## BEGIN

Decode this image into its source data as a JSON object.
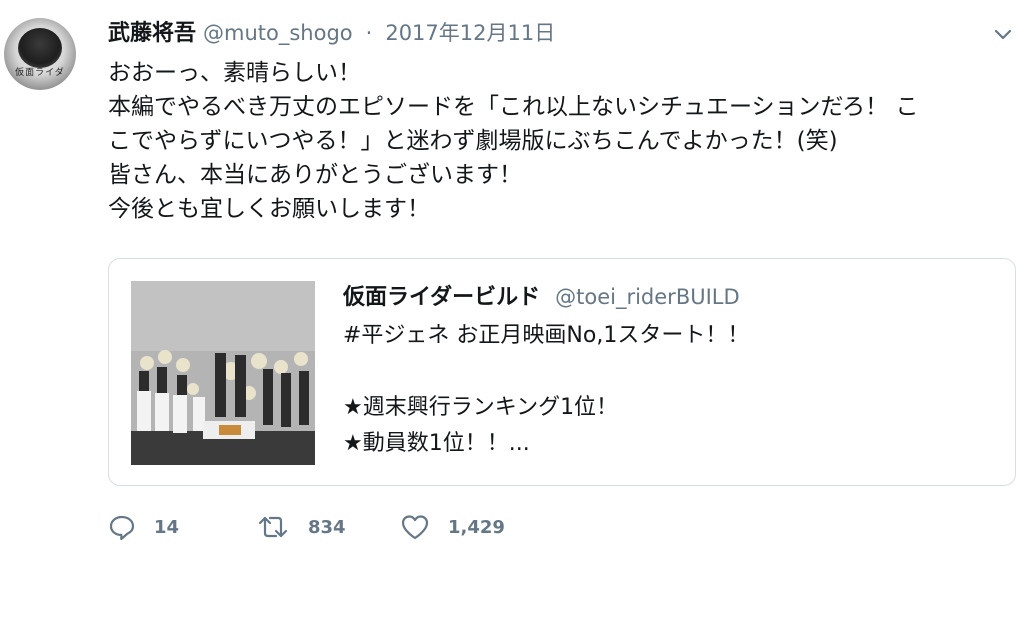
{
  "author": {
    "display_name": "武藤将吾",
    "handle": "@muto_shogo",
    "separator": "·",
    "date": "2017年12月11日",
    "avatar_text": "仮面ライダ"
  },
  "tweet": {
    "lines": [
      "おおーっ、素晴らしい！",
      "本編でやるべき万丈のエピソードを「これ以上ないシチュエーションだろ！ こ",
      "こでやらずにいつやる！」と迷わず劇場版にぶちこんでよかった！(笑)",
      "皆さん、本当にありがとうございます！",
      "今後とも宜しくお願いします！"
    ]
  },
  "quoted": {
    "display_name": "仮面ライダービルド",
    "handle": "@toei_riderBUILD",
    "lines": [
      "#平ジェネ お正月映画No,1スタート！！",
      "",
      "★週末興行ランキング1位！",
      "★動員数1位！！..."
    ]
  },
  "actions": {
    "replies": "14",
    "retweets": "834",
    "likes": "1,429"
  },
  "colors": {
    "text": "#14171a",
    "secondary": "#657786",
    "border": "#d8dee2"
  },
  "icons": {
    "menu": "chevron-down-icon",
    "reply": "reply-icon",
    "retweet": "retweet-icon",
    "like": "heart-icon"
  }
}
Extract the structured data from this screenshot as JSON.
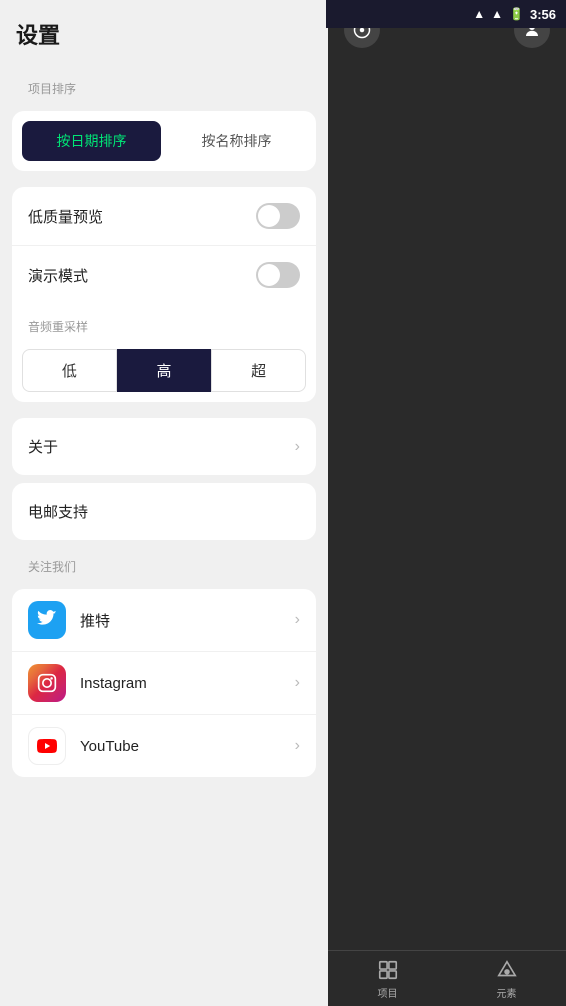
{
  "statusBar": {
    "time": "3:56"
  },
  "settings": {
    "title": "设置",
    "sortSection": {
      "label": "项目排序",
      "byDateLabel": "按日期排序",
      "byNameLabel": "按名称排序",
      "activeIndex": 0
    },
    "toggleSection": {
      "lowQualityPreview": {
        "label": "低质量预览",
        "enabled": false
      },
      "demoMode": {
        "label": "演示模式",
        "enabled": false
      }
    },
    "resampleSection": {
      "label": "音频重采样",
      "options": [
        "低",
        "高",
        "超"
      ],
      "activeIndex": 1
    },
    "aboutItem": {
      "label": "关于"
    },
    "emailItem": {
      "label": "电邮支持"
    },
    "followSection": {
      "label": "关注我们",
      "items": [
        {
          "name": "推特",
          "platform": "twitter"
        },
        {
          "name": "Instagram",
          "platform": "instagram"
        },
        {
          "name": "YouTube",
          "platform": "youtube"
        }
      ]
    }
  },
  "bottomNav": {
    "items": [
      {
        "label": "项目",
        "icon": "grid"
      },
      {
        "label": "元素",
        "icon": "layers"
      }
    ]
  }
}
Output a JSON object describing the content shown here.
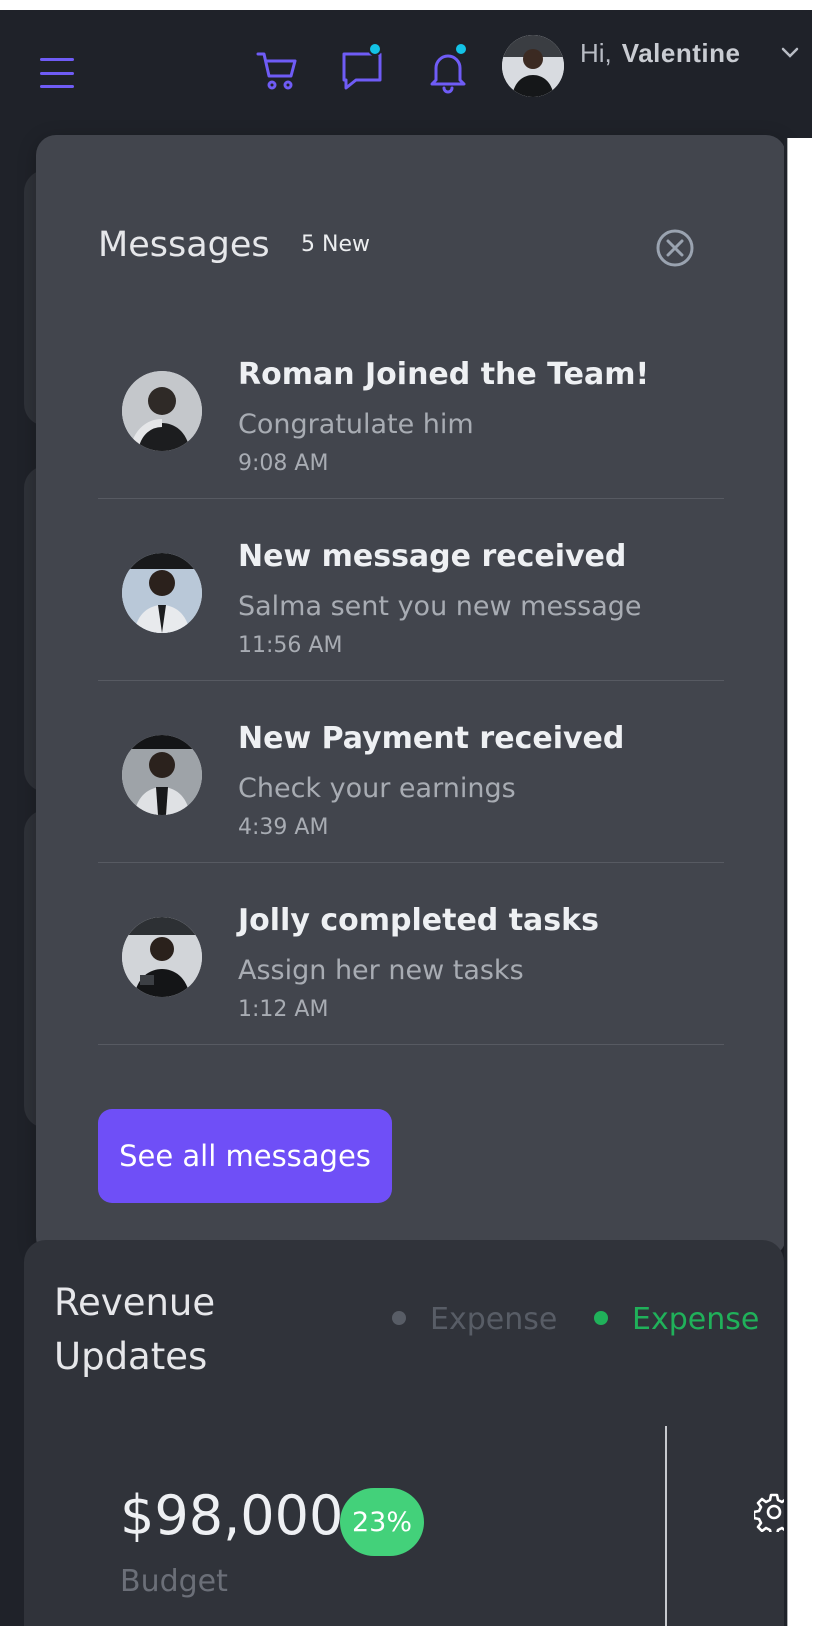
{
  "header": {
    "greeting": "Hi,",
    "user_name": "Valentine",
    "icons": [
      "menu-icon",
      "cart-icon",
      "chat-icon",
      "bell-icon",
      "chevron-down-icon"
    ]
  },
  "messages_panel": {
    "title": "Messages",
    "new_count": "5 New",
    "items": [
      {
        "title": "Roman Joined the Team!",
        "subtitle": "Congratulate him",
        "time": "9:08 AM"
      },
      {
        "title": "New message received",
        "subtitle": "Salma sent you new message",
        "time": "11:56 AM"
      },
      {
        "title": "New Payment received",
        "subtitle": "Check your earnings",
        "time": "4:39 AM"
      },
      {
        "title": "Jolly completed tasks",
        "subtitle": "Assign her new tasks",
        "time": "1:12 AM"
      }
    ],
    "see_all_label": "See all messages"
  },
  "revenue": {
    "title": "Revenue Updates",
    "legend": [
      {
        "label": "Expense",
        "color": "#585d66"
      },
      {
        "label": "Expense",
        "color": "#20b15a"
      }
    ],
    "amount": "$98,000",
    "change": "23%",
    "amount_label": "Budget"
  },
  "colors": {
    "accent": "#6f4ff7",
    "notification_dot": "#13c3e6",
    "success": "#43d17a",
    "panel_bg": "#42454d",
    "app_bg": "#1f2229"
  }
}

## END
## BEGIN

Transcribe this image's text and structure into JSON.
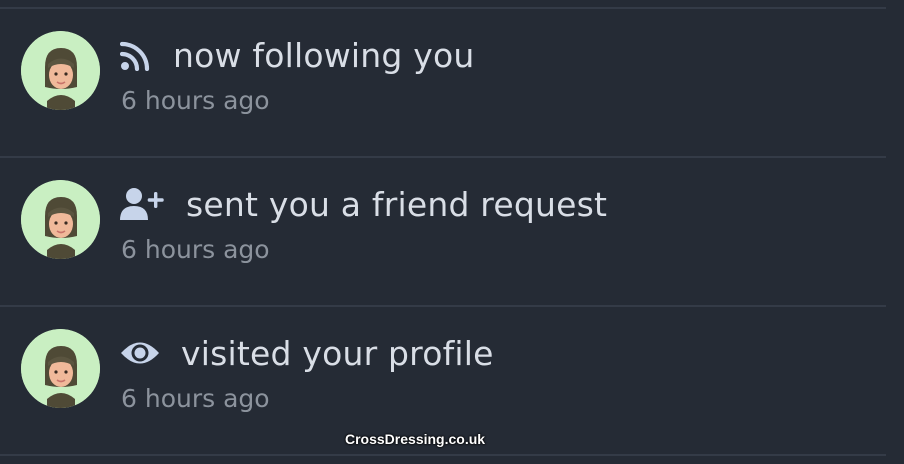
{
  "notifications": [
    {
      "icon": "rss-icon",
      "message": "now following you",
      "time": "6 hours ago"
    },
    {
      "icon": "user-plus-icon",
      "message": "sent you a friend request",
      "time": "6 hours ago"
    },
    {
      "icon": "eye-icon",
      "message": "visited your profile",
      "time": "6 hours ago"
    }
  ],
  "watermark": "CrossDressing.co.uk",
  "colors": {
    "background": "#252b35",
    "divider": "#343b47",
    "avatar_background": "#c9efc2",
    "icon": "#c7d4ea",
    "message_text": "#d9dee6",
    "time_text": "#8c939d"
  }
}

## END
## BEGIN

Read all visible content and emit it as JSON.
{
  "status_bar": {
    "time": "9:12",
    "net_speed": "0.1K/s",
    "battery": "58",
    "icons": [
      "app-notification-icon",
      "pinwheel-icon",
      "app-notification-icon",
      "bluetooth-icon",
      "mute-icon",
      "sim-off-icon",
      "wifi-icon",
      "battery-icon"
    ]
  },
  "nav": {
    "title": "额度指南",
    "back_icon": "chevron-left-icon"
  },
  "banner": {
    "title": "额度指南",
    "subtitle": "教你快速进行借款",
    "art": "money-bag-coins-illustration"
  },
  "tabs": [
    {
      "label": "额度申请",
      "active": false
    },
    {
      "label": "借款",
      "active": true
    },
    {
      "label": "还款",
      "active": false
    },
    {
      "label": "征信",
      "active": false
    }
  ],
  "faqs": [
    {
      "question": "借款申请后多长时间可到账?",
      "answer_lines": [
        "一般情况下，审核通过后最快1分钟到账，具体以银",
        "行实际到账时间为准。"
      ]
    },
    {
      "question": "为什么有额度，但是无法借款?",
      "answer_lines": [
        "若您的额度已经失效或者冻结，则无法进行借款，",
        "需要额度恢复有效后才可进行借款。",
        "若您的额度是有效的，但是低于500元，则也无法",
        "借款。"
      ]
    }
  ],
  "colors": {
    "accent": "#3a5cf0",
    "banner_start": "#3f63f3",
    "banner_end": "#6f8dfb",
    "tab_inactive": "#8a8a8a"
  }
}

## END

Set task | List every line in the records above that contains the word "content".

Reply to the exercise |
Output a JSON object describing the content shown here.
Read all visible content and emit it as JSON.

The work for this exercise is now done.